### TASK DESCRIPTION
List, from the lines below, each one with "rest" in it.
>> start RECORDS FOR THE EXERCISE
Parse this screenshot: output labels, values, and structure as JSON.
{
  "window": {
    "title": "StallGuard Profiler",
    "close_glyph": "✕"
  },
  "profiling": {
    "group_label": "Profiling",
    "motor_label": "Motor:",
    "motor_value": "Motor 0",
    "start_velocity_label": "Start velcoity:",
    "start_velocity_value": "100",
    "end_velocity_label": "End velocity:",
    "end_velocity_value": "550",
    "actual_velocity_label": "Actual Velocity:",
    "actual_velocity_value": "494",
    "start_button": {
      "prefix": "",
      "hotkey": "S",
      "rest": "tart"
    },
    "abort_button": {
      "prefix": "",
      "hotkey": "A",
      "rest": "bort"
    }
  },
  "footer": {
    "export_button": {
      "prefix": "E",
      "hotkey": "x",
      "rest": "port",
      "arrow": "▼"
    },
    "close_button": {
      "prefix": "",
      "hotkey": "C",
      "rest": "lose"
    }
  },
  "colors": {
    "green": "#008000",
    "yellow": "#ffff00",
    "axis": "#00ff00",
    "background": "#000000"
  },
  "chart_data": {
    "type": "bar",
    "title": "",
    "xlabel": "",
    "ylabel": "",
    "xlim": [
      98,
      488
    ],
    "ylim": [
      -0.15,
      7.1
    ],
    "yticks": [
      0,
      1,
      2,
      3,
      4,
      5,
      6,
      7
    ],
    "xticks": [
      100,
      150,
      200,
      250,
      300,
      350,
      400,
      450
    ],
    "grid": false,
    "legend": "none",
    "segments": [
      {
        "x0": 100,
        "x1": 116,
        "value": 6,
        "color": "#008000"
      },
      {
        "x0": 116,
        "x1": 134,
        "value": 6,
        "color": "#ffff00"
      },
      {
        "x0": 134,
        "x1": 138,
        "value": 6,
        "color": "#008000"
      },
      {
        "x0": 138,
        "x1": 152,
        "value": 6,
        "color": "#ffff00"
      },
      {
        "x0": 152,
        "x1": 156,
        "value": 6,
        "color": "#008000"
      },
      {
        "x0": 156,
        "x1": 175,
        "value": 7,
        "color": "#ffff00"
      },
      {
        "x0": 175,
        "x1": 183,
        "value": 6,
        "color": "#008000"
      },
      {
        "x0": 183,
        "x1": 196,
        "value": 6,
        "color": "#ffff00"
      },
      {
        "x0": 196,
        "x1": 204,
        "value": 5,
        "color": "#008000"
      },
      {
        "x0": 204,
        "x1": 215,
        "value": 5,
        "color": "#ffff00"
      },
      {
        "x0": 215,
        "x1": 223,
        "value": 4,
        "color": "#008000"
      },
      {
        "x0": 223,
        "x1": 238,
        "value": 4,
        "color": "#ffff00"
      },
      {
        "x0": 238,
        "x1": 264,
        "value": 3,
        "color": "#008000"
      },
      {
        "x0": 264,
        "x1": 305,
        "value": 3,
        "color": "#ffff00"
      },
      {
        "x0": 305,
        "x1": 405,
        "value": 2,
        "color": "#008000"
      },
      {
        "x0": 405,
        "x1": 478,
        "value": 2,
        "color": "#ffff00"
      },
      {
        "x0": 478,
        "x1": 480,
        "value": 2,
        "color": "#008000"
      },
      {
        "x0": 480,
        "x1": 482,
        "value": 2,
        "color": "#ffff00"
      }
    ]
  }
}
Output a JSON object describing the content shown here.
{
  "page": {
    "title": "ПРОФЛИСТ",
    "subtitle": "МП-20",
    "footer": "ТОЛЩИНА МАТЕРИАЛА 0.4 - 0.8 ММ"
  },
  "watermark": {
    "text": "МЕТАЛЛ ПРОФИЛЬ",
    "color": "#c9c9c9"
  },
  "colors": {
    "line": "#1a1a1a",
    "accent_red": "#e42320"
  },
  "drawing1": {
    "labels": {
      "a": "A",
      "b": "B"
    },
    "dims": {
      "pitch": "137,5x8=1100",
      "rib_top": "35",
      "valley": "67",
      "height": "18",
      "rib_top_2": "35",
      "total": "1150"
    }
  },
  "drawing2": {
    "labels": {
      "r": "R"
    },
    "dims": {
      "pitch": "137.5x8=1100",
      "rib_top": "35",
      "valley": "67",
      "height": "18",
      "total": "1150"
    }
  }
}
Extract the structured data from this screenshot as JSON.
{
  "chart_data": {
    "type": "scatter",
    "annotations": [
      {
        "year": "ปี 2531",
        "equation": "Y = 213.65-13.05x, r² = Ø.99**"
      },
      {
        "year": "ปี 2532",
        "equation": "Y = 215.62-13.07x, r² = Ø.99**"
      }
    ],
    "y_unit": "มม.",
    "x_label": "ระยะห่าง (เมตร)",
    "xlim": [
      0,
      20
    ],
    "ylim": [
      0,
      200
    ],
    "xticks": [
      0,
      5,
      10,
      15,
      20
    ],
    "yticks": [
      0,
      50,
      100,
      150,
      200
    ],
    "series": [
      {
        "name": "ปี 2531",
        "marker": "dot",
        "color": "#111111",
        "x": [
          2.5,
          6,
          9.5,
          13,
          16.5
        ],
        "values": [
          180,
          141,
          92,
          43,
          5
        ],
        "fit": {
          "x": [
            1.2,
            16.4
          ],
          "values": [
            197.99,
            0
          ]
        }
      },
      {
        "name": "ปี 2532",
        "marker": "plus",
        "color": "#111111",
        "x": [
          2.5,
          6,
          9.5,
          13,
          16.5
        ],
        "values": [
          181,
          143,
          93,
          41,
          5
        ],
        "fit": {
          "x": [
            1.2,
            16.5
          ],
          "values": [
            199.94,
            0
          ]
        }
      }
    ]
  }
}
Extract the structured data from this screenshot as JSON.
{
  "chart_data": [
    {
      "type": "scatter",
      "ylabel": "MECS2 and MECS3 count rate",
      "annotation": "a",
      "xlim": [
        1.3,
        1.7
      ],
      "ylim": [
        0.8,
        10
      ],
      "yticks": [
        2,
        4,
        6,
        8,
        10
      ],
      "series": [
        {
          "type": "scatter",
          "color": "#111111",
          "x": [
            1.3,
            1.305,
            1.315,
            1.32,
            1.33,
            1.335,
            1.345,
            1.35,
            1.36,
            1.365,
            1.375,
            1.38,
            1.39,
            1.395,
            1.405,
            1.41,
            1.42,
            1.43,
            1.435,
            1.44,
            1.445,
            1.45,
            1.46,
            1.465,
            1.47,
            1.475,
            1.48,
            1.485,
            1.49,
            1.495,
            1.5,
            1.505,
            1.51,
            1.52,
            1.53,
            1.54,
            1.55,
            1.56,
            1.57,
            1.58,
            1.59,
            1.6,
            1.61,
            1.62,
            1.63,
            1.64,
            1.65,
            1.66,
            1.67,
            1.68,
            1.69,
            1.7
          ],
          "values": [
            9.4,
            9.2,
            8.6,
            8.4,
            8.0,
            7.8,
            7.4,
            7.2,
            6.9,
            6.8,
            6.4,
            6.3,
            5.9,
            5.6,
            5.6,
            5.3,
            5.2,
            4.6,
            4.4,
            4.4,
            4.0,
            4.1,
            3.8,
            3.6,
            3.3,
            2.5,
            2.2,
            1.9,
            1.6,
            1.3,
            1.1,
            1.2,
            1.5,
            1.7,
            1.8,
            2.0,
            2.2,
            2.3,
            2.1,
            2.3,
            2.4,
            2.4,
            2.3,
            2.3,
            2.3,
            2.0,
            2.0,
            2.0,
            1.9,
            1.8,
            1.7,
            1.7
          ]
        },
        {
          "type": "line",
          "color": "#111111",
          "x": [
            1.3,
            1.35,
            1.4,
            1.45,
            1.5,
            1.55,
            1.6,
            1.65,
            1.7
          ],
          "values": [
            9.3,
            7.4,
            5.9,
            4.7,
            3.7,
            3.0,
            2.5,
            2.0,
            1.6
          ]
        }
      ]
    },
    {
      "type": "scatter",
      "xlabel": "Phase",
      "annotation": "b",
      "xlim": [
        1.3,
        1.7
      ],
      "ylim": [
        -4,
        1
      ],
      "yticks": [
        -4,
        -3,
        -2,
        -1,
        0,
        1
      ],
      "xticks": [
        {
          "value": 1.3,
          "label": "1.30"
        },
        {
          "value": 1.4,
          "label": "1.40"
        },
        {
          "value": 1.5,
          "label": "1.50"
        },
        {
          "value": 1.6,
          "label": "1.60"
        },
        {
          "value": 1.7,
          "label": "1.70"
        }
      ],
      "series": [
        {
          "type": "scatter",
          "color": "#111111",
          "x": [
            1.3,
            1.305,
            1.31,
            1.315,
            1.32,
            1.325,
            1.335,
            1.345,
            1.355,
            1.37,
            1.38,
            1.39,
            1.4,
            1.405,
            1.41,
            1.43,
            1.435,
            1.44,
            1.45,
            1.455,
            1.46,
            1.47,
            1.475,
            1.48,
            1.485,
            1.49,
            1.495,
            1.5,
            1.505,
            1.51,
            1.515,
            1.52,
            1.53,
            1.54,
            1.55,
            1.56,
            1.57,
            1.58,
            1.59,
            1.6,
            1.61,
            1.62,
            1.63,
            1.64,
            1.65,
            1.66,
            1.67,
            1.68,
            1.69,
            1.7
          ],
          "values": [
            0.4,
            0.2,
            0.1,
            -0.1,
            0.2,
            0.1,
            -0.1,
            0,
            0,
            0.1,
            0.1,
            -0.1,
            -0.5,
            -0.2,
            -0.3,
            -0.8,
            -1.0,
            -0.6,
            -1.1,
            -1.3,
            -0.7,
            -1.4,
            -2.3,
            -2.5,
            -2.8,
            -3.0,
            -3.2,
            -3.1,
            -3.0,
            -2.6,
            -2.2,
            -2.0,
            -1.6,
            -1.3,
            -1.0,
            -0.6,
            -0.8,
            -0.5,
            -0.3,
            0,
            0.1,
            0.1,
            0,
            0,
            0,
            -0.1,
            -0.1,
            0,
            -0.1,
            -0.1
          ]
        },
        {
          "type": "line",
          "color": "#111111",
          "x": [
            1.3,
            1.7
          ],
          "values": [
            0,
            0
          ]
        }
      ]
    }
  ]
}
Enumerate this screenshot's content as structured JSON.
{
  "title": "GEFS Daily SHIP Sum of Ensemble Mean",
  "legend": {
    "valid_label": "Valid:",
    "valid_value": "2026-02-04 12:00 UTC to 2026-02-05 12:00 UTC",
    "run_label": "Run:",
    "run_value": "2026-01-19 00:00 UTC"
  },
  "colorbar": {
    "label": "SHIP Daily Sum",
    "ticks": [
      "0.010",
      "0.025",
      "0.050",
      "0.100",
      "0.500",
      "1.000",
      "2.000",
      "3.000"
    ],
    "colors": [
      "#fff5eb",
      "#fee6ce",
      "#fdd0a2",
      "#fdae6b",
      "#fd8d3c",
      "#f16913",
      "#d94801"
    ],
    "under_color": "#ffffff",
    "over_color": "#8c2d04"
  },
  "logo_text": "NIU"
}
>> end RECORDS FOR THE EXERCISE
### TASK ANSWER
      "rest": "tart"
      "rest": "bort"
      "rest": "port",
      "rest": "lose"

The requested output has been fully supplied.